* **Given request**:
Reproduce the material in full, exactly as written.
--- Start ---
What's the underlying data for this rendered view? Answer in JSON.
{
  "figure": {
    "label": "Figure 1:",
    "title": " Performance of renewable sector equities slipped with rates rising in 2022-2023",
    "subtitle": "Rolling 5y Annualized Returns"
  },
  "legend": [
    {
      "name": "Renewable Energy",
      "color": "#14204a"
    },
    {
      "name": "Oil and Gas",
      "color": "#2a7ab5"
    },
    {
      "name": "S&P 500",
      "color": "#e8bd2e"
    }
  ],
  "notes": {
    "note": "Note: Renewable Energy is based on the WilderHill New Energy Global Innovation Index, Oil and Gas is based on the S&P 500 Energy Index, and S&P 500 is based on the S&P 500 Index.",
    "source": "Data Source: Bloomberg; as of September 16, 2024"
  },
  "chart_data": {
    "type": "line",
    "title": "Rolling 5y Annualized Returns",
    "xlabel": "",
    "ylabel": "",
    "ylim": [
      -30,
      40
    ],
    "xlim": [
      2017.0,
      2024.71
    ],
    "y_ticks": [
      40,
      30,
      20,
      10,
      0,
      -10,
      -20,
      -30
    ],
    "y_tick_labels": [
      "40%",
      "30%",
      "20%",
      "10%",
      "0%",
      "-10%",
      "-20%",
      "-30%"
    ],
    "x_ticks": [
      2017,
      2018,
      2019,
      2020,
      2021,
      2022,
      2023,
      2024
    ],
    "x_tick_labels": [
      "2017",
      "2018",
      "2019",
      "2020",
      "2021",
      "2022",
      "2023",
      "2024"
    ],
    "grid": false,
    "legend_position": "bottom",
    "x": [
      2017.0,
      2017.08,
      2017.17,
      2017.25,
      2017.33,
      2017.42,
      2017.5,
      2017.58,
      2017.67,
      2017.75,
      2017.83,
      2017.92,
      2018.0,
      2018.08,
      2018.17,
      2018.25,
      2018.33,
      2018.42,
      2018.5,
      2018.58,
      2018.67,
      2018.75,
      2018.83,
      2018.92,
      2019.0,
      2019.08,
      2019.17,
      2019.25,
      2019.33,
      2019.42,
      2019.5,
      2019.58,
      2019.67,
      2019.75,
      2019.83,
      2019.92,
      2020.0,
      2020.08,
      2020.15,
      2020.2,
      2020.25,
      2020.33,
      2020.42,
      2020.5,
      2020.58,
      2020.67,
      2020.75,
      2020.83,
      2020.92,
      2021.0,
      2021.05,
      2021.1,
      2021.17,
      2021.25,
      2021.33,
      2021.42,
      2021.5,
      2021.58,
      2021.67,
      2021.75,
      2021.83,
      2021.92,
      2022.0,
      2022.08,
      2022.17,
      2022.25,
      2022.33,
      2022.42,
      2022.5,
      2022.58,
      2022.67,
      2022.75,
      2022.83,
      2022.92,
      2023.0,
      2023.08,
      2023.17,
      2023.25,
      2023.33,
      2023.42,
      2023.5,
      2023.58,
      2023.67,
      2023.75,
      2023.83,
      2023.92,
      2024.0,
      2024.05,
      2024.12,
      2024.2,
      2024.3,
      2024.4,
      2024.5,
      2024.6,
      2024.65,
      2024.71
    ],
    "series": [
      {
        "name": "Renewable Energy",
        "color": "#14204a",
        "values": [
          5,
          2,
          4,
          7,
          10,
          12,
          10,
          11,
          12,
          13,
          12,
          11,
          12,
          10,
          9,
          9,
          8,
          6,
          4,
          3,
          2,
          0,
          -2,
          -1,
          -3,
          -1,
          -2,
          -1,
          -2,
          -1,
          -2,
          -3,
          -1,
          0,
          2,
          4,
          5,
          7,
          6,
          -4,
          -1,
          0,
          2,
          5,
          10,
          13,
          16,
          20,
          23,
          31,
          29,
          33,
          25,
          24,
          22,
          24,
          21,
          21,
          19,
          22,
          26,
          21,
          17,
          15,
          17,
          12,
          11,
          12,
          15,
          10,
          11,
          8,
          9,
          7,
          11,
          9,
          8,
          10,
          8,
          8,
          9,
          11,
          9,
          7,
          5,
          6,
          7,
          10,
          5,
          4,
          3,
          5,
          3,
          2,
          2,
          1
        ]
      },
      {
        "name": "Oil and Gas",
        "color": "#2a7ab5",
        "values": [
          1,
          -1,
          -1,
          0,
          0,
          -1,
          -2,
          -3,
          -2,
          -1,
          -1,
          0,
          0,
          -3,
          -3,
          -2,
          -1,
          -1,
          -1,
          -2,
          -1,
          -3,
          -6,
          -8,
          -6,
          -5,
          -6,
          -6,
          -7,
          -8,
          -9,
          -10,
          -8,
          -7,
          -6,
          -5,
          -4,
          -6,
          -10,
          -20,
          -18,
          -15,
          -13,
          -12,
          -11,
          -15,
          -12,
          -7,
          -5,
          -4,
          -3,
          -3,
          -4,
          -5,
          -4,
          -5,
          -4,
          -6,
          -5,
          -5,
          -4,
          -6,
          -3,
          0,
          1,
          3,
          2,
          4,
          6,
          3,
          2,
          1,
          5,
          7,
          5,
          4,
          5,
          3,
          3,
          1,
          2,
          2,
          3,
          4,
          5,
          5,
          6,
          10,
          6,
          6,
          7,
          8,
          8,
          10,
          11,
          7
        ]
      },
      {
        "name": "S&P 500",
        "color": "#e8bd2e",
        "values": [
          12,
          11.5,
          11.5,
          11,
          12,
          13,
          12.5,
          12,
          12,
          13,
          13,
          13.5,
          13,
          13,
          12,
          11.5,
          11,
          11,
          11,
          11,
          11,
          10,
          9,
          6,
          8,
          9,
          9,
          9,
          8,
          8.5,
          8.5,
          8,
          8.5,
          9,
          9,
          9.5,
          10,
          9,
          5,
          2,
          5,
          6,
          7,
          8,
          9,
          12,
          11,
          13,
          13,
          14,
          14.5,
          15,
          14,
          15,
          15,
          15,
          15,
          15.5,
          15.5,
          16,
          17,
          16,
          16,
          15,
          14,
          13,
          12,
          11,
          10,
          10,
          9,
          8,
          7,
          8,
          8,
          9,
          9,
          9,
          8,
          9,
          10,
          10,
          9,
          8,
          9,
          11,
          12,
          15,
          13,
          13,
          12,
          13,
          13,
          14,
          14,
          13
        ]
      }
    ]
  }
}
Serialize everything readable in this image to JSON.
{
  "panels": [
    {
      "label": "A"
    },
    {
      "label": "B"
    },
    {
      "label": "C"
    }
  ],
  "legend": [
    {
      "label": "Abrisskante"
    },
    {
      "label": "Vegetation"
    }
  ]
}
--- End ---
* **Correct result**:
What's the underlying data for this rendered view? Answer in JSON.
{
  "figure": {
    "label": "Figure 1:",
    "title": " Performance of renewable sector equities slipped with rates rising in 2022-2023",
    "subtitle": "Rolling 5y Annualized Returns"
  },
  "legend": [
    {
      "name": "Renewable Energy",
      "color": "#14204a"
    },
    {
      "name": "Oil and Gas",
      "color": "#2a7ab5"
    },
    {
      "name": "S&P 500",
      "color": "#e8bd2e"
    }
  ],
  "notes": {
    "note": "Note: Renewable Energy is based on the WilderHill New Energy Global Innovation Index, Oil and Gas is based on the S&P 500 Energy Index, and S&P 500 is based on the S&P 500 Index.",
    "source": "Data Source: Bloomberg; as of September 16, 2024"
  },
  "chart_data": {
    "type": "line",
    "title": "Rolling 5y Annualized Returns",
    "xlabel": "",
    "ylabel": "",
    "ylim": [
      -30,
      40
    ],
    "xlim": [
      2017.0,
      2024.71
    ],
    "y_ticks": [
      40,
      30,
      20,
      10,
      0,
      -10,
      -20,
      -30
    ],
    "y_tick_labels": [
      "40%",
      "30%",
      "20%",
      "10%",
      "0%",
      "-10%",
      "-20%",
      "-30%"
    ],
    "x_ticks": [
      2017,
      2018,
      2019,
      2020,
      2021,
      2022,
      2023,
      2024
    ],
    "x_tick_labels": [
      "2017",
      "2018",
      "2019",
      "2020",
      "2021",
      "2022",
      "2023",
      "2024"
    ],
    "grid": false,
    "legend_position": "bottom",
    "x": [
      2017.0,
      2017.08,
      2017.17,
      2017.25,
      2017.33,
      2017.42,
      2017.5,
      2017.58,
      2017.67,
      2017.75,
      2017.83,
      2017.92,
      2018.0,
      2018.08,
      2018.17,
      2018.25,
      2018.33,
      2018.42,
      2018.5,
      2018.58,
      2018.67,
      2018.75,
      2018.83,
      2018.92,
      2019.0,
      2019.08,
      2019.17,
      2019.25,
      2019.33,
      2019.42,
      2019.5,
      2019.58,
      2019.67,
      2019.75,
      2019.83,
      2019.92,
      2020.0,
      2020.08,
      2020.15,
      2020.2,
      2020.25,
      2020.33,
      2020.42,
      2020.5,
      2020.58,
      2020.67,
      2020.75,
      2020.83,
      2020.92,
      2021.0,
      2021.05,
      2021.1,
      2021.17,
      2021.25,
      2021.33,
      2021.42,
      2021.5,
      2021.58,
      2021.67,
      2021.75,
      2021.83,
      2021.92,
      2022.0,
      2022.08,
      2022.17,
      2022.25,
      2022.33,
      2022.42,
      2022.5,
      2022.58,
      2022.67,
      2022.75,
      2022.83,
      2022.92,
      2023.0,
      2023.08,
      2023.17,
      2023.25,
      2023.33,
      2023.42,
      2023.5,
      2023.58,
      2023.67,
      2023.75,
      2023.83,
      2023.92,
      2024.0,
      2024.05,
      2024.12,
      2024.2,
      2024.3,
      2024.4,
      2024.5,
      2024.6,
      2024.65,
      2024.71
    ],
    "series": [
      {
        "name": "Renewable Energy",
        "color": "#14204a",
        "values": [
          5,
          2,
          4,
          7,
          10,
          12,
          10,
          11,
          12,
          13,
          12,
          11,
          12,
          10,
          9,
          9,
          8,
          6,
          4,
          3,
          2,
          0,
          -2,
          -1,
          -3,
          -1,
          -2,
          -1,
          -2,
          -1,
          -2,
          -3,
          -1,
          0,
          2,
          4,
          5,
          7,
          6,
          -4,
          -1,
          0,
          2,
          5,
          10,
          13,
          16,
          20,
          23,
          31,
          29,
          33,
          25,
          24,
          22,
          24,
          21,
          21,
          19,
          22,
          26,
          21,
          17,
          15,
          17,
          12,
          11,
          12,
          15,
          10,
          11,
          8,
          9,
          7,
          11,
          9,
          8,
          10,
          8,
          8,
          9,
          11,
          9,
          7,
          5,
          6,
          7,
          10,
          5,
          4,
          3,
          5,
          3,
          2,
          2,
          1
        ]
      },
      {
        "name": "Oil and Gas",
        "color": "#2a7ab5",
        "values": [
          1,
          -1,
          -1,
          0,
          0,
          -1,
          -2,
          -3,
          -2,
          -1,
          -1,
          0,
          0,
          -3,
          -3,
          -2,
          -1,
          -1,
          -1,
          -2,
          -1,
          -3,
          -6,
          -8,
          -6,
          -5,
          -6,
          -6,
          -7,
          -8,
          -9,
          -10,
          -8,
          -7,
          -6,
          -5,
          -4,
          -6,
          -10,
          -20,
          -18,
          -15,
          -13,
          -12,
          -11,
          -15,
          -12,
          -7,
          -5,
          -4,
          -3,
          -3,
          -4,
          -5,
          -4,
          -5,
          -4,
          -6,
          -5,
          -5,
          -4,
          -6,
          -3,
          0,
          1,
          3,
          2,
          4,
          6,
          3,
          2,
          1,
          5,
          7,
          5,
          4,
          5,
          3,
          3,
          1,
          2,
          2,
          3,
          4,
          5,
          5,
          6,
          10,
          6,
          6,
          7,
          8,
          8,
          10,
          11,
          7
        ]
      },
      {
        "name": "S&P 500",
        "color": "#e8bd2e",
        "values": [
          12,
          11.5,
          11.5,
          11,
          12,
          13,
          12.5,
          12,
          12,
          13,
          13,
          13.5,
          13,
          13,
          12,
          11.5,
          11,
          11,
          11,
          11,
          11,
          10,
          9,
          6,
          8,
          9,
          9,
          9,
          8,
          8.5,
          8.5,
          8,
          8.5,
          9,
          9,
          9.5,
          10,
          9,
          5,
          2,
          5,
          6,
          7,
          8,
          9,
          12,
          11,
          13,
          13,
          14,
          14.5,
          15,
          14,
          15,
          15,
          15,
          15,
          15.5,
          15.5,
          16,
          17,
          16,
          16,
          15,
          14,
          13,
          12,
          11,
          10,
          10,
          9,
          8,
          7,
          8,
          8,
          9,
          9,
          9,
          8,
          9,
          10,
          10,
          9,
          8,
          9,
          11,
          12,
          15,
          13,
          13,
          12,
          13,
          13,
          14,
          14,
          13
        ]
      }
    ]
  }
}
Serialize everything readable in this image to JSON.
{
  "panels": [
    {
      "label": "A"
    },
    {
      "label": "B"
    },
    {
      "label": "C"
    }
  ],
  "legend": [
    {
      "label": "Abrisskante"
    },
    {
      "label": "Vegetation"
    }
  ]
}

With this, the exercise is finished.